# Data for this exercise start
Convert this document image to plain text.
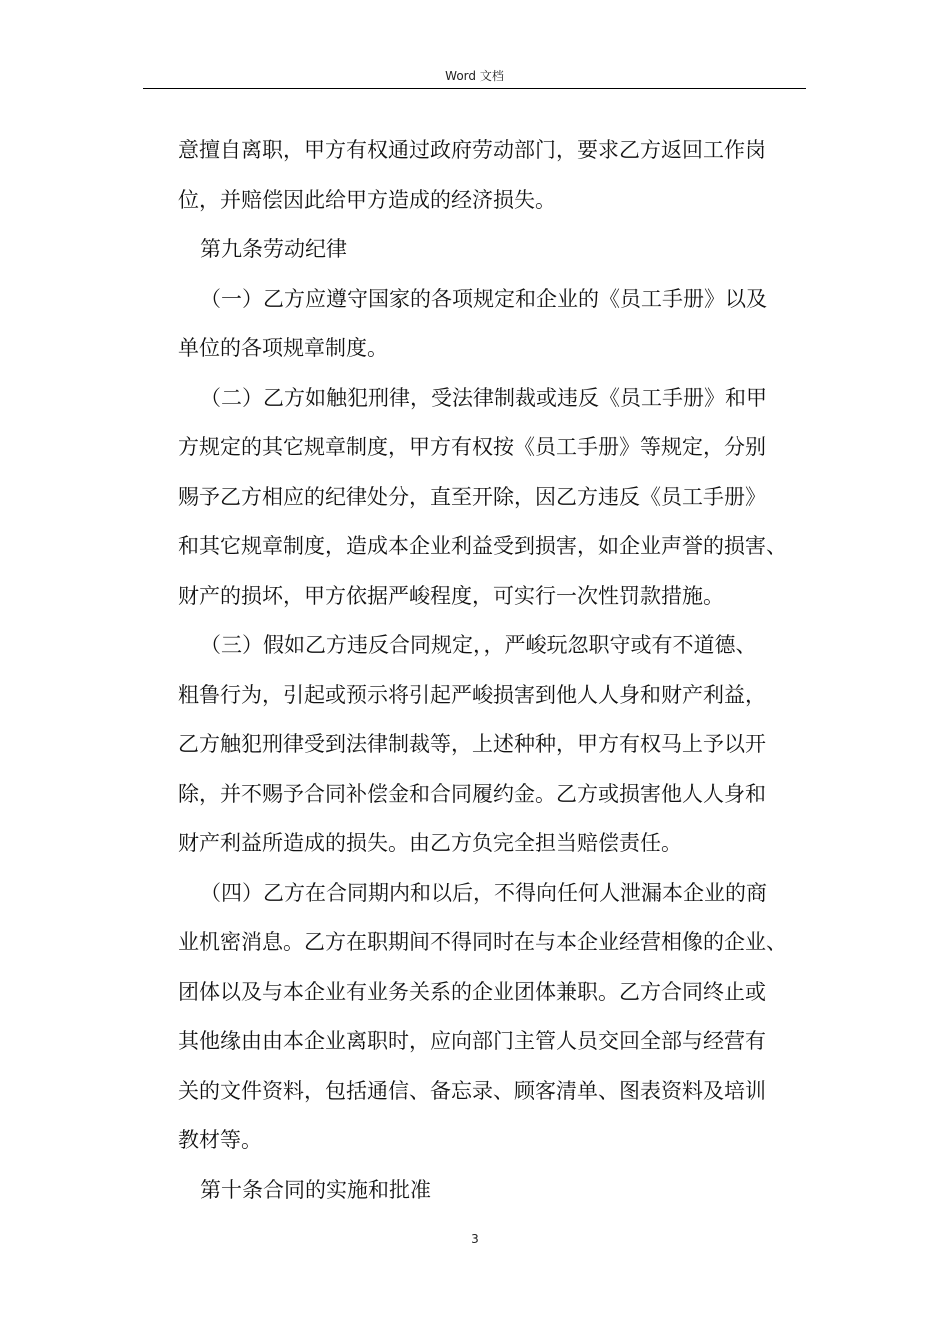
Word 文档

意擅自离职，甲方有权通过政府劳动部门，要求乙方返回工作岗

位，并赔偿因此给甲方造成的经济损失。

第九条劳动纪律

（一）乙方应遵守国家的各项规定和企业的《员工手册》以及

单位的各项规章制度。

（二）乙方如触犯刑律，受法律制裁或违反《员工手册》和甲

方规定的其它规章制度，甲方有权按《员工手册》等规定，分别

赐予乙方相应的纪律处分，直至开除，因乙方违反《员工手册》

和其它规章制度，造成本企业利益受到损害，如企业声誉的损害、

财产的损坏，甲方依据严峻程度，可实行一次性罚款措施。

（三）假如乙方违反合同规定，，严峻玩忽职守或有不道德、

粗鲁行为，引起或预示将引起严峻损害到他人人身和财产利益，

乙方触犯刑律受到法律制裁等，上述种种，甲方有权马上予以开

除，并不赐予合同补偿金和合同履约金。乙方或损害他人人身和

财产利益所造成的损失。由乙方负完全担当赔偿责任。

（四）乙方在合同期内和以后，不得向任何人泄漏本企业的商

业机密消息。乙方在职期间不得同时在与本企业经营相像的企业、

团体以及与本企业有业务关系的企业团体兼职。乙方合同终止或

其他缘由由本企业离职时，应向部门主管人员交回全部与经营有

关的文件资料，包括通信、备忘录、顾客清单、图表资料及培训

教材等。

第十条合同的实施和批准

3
# Data for this exercise end
# Data for this exercise start
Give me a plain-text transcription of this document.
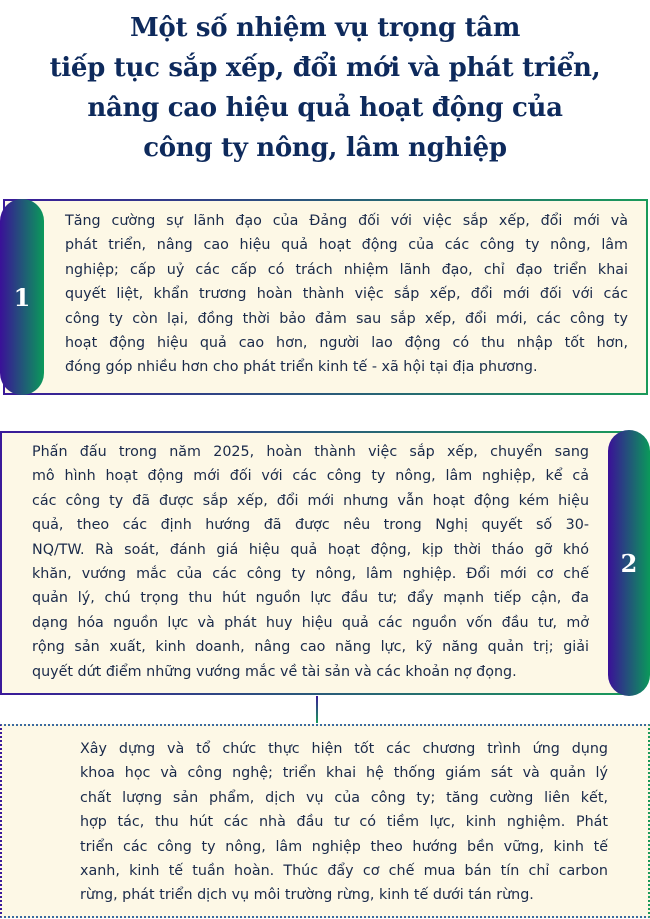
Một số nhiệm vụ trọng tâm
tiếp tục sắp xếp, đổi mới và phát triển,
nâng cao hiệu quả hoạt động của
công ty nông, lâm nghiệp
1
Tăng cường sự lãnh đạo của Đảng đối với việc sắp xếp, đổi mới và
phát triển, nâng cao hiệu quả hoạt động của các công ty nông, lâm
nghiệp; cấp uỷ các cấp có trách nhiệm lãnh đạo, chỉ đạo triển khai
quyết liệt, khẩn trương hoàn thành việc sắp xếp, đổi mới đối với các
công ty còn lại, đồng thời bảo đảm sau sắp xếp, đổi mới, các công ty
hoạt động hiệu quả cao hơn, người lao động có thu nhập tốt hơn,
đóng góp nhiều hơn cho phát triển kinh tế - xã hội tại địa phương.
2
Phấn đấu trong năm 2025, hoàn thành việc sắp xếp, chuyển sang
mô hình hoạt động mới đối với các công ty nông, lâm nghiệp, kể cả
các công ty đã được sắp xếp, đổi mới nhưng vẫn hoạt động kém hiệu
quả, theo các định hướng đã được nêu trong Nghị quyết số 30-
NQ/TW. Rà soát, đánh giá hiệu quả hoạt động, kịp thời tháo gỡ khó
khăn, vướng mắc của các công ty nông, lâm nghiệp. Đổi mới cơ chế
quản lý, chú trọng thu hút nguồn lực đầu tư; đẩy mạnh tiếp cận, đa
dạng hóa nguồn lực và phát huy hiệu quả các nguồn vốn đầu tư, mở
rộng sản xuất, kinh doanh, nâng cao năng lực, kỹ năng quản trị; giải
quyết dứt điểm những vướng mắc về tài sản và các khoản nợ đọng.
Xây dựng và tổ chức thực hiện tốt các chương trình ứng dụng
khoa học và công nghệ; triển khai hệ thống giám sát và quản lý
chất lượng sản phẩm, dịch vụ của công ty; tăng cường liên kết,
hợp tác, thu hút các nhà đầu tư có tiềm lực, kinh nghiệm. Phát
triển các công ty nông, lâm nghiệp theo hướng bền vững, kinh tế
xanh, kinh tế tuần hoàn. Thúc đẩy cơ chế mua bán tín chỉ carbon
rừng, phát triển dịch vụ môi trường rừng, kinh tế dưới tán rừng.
# Data for this exercise end
# Data for this exercise start
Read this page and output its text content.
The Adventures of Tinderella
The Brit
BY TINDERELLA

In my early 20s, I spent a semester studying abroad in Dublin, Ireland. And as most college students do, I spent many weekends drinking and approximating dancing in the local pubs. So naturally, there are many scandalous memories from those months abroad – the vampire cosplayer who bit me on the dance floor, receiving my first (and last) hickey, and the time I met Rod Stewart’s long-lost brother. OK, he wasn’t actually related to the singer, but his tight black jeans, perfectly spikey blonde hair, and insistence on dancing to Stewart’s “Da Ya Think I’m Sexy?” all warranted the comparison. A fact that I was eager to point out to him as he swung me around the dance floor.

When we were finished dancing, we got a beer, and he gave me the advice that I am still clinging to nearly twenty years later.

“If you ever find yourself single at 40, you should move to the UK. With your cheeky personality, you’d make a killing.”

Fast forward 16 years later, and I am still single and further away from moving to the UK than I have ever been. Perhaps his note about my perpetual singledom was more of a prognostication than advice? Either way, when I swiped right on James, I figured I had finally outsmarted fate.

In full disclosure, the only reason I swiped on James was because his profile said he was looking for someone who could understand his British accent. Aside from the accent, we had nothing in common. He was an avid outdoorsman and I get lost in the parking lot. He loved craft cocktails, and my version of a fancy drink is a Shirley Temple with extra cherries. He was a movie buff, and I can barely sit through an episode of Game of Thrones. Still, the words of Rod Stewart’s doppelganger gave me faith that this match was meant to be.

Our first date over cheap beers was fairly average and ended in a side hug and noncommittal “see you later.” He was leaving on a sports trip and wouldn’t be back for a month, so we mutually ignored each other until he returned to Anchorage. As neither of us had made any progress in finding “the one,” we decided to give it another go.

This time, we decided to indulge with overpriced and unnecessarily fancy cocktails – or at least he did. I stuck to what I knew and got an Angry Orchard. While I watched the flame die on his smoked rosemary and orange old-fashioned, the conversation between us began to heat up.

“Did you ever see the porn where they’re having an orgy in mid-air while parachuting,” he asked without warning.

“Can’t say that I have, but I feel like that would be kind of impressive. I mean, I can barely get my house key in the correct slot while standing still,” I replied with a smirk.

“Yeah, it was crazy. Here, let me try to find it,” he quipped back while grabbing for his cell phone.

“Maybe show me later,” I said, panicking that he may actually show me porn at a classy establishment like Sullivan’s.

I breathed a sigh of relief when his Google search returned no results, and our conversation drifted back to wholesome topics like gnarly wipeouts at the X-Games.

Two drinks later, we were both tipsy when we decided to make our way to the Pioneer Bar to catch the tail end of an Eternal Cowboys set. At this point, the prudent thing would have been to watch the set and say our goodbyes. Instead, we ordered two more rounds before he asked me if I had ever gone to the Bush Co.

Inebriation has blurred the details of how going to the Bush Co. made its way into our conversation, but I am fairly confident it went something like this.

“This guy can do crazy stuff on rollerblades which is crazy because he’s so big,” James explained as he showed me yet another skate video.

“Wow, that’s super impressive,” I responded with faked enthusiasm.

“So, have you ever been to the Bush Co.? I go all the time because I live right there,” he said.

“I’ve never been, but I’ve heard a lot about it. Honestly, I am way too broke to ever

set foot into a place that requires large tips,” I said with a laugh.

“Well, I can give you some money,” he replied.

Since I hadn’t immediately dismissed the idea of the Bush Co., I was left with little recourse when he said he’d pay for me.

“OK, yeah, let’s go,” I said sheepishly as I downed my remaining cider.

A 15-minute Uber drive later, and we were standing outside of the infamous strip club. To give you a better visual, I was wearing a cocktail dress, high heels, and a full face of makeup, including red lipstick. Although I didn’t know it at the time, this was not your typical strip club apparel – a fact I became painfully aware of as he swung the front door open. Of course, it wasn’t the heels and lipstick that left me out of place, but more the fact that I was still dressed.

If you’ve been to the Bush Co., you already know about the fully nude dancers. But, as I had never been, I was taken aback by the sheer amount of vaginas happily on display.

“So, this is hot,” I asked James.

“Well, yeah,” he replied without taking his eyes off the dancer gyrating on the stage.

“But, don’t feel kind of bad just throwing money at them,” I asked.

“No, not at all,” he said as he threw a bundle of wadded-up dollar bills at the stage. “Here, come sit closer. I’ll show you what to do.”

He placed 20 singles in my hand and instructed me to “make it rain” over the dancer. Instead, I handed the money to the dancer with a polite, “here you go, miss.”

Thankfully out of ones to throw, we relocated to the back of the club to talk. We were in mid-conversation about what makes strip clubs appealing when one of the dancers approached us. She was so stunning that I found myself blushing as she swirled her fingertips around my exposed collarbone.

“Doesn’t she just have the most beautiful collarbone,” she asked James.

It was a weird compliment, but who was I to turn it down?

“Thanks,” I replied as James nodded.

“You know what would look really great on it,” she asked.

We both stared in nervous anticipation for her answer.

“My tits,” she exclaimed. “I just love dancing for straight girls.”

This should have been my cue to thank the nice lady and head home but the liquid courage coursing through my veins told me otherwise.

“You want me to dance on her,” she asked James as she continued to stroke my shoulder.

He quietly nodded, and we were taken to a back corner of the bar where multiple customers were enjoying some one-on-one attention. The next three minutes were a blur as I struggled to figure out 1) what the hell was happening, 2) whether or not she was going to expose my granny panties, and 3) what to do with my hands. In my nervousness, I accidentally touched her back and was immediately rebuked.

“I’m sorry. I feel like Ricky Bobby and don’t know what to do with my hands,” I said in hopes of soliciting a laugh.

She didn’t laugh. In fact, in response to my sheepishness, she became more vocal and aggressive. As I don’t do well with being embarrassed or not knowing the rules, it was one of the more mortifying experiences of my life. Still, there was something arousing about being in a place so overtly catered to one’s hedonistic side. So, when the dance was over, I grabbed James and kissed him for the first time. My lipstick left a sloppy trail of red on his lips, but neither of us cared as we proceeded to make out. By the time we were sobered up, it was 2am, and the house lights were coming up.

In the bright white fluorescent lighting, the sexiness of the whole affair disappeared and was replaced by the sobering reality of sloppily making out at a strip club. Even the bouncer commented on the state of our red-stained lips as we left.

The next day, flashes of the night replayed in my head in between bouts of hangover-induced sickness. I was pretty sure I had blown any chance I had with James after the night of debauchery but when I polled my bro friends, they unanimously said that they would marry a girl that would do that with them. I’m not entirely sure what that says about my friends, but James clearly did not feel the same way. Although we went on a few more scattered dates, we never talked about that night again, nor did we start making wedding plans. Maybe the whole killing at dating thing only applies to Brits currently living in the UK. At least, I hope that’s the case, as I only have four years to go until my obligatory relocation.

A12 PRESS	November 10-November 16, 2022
# Data for this exercise end
• [Set problem]
State only the number of lines in these entries that contain "việc".

• [Solution for this task]
3